§ **The problem**: What follows is a set of records; restate each one word for word and drop the pictures.
================================
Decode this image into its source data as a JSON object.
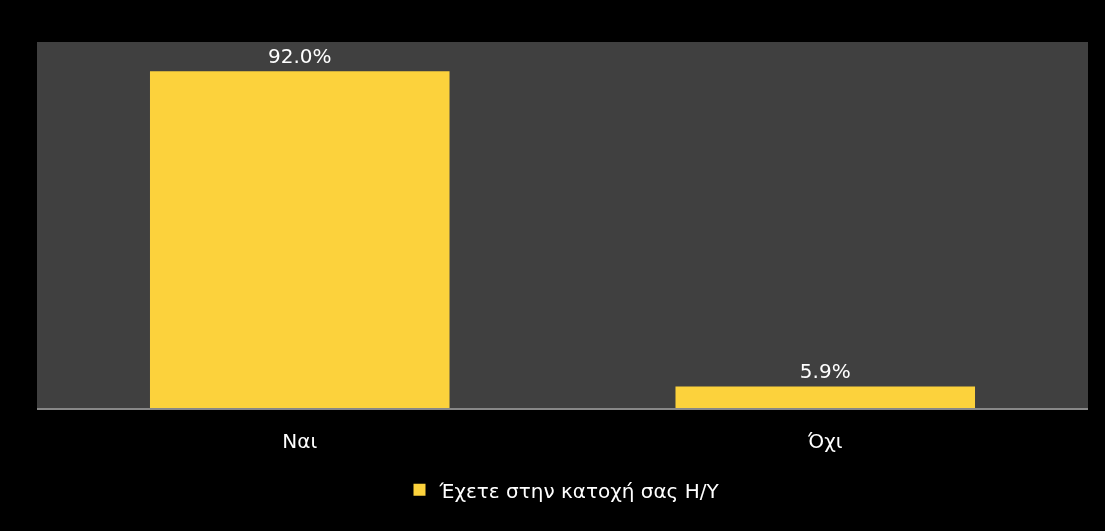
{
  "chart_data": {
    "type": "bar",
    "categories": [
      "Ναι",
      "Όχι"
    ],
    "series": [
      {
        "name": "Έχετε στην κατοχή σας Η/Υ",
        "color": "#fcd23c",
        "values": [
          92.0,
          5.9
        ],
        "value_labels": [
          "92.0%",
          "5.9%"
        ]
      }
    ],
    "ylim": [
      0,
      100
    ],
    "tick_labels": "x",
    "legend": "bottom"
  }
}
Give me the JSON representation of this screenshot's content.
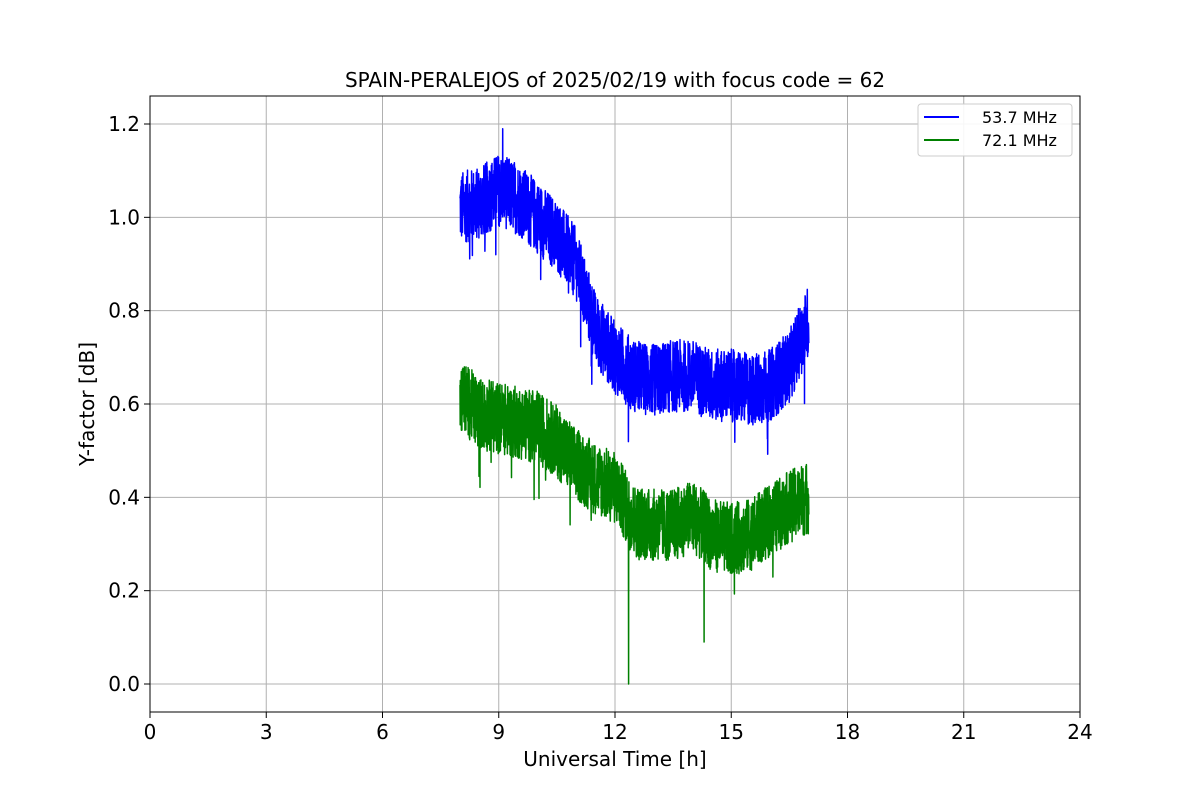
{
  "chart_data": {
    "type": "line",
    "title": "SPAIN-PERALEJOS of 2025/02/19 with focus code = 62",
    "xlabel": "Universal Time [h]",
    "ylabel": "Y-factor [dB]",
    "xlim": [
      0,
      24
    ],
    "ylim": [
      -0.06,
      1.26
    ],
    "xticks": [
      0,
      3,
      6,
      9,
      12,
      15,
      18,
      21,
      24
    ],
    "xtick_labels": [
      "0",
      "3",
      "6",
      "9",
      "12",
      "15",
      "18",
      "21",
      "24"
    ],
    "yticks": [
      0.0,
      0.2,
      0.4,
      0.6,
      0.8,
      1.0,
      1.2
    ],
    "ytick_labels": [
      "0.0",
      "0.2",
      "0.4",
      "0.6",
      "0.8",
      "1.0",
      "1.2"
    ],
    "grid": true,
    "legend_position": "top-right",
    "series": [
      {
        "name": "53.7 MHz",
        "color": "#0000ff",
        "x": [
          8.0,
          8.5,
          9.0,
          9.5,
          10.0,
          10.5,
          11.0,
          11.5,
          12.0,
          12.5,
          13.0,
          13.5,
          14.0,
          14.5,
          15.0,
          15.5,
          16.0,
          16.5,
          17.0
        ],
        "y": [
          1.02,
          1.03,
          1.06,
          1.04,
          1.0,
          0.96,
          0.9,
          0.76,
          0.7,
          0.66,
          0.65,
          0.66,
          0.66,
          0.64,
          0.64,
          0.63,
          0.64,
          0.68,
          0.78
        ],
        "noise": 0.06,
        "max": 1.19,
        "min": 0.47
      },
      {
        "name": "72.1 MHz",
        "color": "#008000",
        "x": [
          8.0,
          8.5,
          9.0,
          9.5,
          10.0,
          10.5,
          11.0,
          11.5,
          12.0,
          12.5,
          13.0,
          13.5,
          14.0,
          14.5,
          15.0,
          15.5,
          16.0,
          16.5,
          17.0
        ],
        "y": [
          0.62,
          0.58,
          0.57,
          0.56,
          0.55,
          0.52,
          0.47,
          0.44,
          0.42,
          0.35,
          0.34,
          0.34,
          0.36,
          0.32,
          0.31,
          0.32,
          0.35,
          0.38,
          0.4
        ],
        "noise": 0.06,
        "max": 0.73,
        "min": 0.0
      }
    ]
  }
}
================================
§ **Task response**:
Decode this image into its source data as a JSON object.
{
  "chart_data": {
    "type": "bar",
    "categories": [
      "Ναι",
      "Όχι"
    ],
    "series": [
      {
        "name": "Έχετε στην κατοχή σας Η/Υ",
        "color": "#fcd23c",
        "values": [
          92.0,
          5.9
        ],
        "value_labels": [
          "92.0%",
          "5.9%"
        ]
      }
    ],
    "ylim": [
      0,
      100
    ],
    "tick_labels": "x",
    "legend": "bottom"
  }
}
Give me the JSON representation of this screenshot's content.
{
  "chart_data": {
    "type": "line",
    "title": "SPAIN-PERALEJOS of 2025/02/19 with focus code = 62",
    "xlabel": "Universal Time [h]",
    "ylabel": "Y-factor [dB]",
    "xlim": [
      0,
      24
    ],
    "ylim": [
      -0.06,
      1.26
    ],
    "xticks": [
      0,
      3,
      6,
      9,
      12,
      15,
      18,
      21,
      24
    ],
    "xtick_labels": [
      "0",
      "3",
      "6",
      "9",
      "12",
      "15",
      "18",
      "21",
      "24"
    ],
    "yticks": [
      0.0,
      0.2,
      0.4,
      0.6,
      0.8,
      1.0,
      1.2
    ],
    "ytick_labels": [
      "0.0",
      "0.2",
      "0.4",
      "0.6",
      "0.8",
      "1.0",
      "1.2"
    ],
    "grid": true,
    "legend_position": "top-right",
    "series": [
      {
        "name": "53.7 MHz",
        "color": "#0000ff",
        "x": [
          8.0,
          8.5,
          9.0,
          9.5,
          10.0,
          10.5,
          11.0,
          11.5,
          12.0,
          12.5,
          13.0,
          13.5,
          14.0,
          14.5,
          15.0,
          15.5,
          16.0,
          16.5,
          17.0
        ],
        "y": [
          1.02,
          1.03,
          1.06,
          1.04,
          1.0,
          0.96,
          0.9,
          0.76,
          0.7,
          0.66,
          0.65,
          0.66,
          0.66,
          0.64,
          0.64,
          0.63,
          0.64,
          0.68,
          0.78
        ],
        "noise": 0.06,
        "max": 1.19,
        "min": 0.47
      },
      {
        "name": "72.1 MHz",
        "color": "#008000",
        "x": [
          8.0,
          8.5,
          9.0,
          9.5,
          10.0,
          10.5,
          11.0,
          11.5,
          12.0,
          12.5,
          13.0,
          13.5,
          14.0,
          14.5,
          15.0,
          15.5,
          16.0,
          16.5,
          17.0
        ],
        "y": [
          0.62,
          0.58,
          0.57,
          0.56,
          0.55,
          0.52,
          0.47,
          0.44,
          0.42,
          0.35,
          0.34,
          0.34,
          0.36,
          0.32,
          0.31,
          0.32,
          0.35,
          0.38,
          0.4
        ],
        "noise": 0.06,
        "max": 0.73,
        "min": 0.0
      }
    ]
  }
}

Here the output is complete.